* Begin RECORDS TO USE *

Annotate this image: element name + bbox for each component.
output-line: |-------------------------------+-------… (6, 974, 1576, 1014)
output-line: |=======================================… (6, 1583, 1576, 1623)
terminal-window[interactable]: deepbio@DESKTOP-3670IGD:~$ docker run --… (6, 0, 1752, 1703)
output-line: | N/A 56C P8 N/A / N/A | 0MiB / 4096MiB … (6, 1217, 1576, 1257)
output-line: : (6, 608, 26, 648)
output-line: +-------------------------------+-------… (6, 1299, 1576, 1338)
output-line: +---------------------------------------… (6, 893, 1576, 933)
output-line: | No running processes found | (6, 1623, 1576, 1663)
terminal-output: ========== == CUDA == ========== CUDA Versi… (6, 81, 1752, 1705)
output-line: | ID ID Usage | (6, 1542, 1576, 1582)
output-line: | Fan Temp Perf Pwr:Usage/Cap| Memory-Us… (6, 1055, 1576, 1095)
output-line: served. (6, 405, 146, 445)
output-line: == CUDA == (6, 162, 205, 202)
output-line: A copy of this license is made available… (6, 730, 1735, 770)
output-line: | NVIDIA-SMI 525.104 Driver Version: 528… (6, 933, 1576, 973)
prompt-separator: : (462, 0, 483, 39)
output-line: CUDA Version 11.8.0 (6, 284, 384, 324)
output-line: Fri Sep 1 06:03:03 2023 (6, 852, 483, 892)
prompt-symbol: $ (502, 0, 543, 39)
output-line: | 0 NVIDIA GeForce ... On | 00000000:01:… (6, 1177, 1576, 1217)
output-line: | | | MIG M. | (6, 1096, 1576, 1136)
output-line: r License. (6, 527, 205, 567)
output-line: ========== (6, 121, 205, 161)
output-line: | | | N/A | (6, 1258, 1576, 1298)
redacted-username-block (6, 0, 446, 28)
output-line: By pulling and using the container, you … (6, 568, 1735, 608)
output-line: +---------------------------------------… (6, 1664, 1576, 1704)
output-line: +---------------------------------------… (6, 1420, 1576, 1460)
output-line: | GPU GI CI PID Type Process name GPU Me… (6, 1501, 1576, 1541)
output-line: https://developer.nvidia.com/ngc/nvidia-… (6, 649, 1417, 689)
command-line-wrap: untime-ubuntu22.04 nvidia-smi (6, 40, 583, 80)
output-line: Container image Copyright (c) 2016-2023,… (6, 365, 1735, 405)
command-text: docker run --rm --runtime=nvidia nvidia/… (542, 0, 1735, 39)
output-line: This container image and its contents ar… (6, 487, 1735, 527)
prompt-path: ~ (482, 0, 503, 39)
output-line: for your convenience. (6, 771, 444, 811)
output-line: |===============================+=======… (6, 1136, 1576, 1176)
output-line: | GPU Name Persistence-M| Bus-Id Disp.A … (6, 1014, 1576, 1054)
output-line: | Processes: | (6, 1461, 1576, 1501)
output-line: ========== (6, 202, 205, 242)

* End RECORDS TO USE *

* _AIM OF THE TASK_
Reproduce every line of the entries above word for word, from the first to the last.

* _RESULT OF THE EXERCISE_
Annotate this image: element name + bbox for each component.
output-line: |-------------------------------+-------… (6, 974, 1576, 1014)
output-line: |=======================================… (6, 1583, 1576, 1623)
terminal-window[interactable]: deepbio@DESKTOP-3670IGD:~$ docker run --… (6, 0, 1752, 1703)
output-line: | N/A 56C P8 N/A / N/A | 0MiB / 4096MiB … (6, 1217, 1576, 1257)
output-line: : (6, 608, 26, 648)
output-line: +-------------------------------+-------… (6, 1299, 1576, 1338)
output-line: +---------------------------------------… (6, 893, 1576, 933)
output-line: | No running processes found | (6, 1623, 1576, 1663)
terminal-output: ========== == CUDA == ========== CUDA Versi… (6, 81, 1752, 1705)
output-line: | ID ID Usage | (6, 1542, 1576, 1582)
output-line: | Fan Temp Perf Pwr:Usage/Cap| Memory-Us… (6, 1055, 1576, 1095)
output-line: served. (6, 405, 146, 445)
output-line: == CUDA == (6, 162, 205, 202)
output-line: A copy of this license is made available… (6, 730, 1735, 770)
output-line: | NVIDIA-SMI 525.104 Driver Version: 528… (6, 933, 1576, 973)
prompt-separator: : (462, 0, 483, 39)
output-line: CUDA Version 11.8.0 (6, 284, 384, 324)
output-line: Fri Sep 1 06:03:03 2023 (6, 852, 483, 892)
prompt-symbol: $ (502, 0, 543, 39)
output-line: | 0 NVIDIA GeForce ... On | 00000000:01:… (6, 1177, 1576, 1217)
output-line: | | | MIG M. | (6, 1096, 1576, 1136)
output-line: r License. (6, 527, 205, 567)
output-line: ========== (6, 121, 205, 161)
output-line: | | | N/A | (6, 1258, 1576, 1298)
redacted-username-block (6, 0, 446, 28)
output-line: By pulling and using the container, you … (6, 568, 1735, 608)
output-line: +---------------------------------------… (6, 1664, 1576, 1704)
output-line: +---------------------------------------… (6, 1420, 1576, 1460)
output-line: | GPU GI CI PID Type Process name GPU Me… (6, 1501, 1576, 1541)
output-line: https://developer.nvidia.com/ngc/nvidia-… (6, 649, 1417, 689)
command-line-wrap: untime-ubuntu22.04 nvidia-smi (6, 40, 583, 80)
output-line: Container image Copyright (c) 2016-2023,… (6, 365, 1735, 405)
command-text: docker run --rm --runtime=nvidia nvidia/… (542, 0, 1735, 39)
output-line: This container image and its contents ar… (6, 487, 1735, 527)
prompt-path: ~ (482, 0, 503, 39)
output-line: for your convenience. (6, 771, 444, 811)
output-line: |===============================+=======… (6, 1136, 1576, 1176)
output-line: | GPU Name Persistence-M| Bus-Id Disp.A … (6, 1014, 1576, 1054)
output-line: | Processes: | (6, 1461, 1576, 1501)
output-line: ========== (6, 202, 205, 242)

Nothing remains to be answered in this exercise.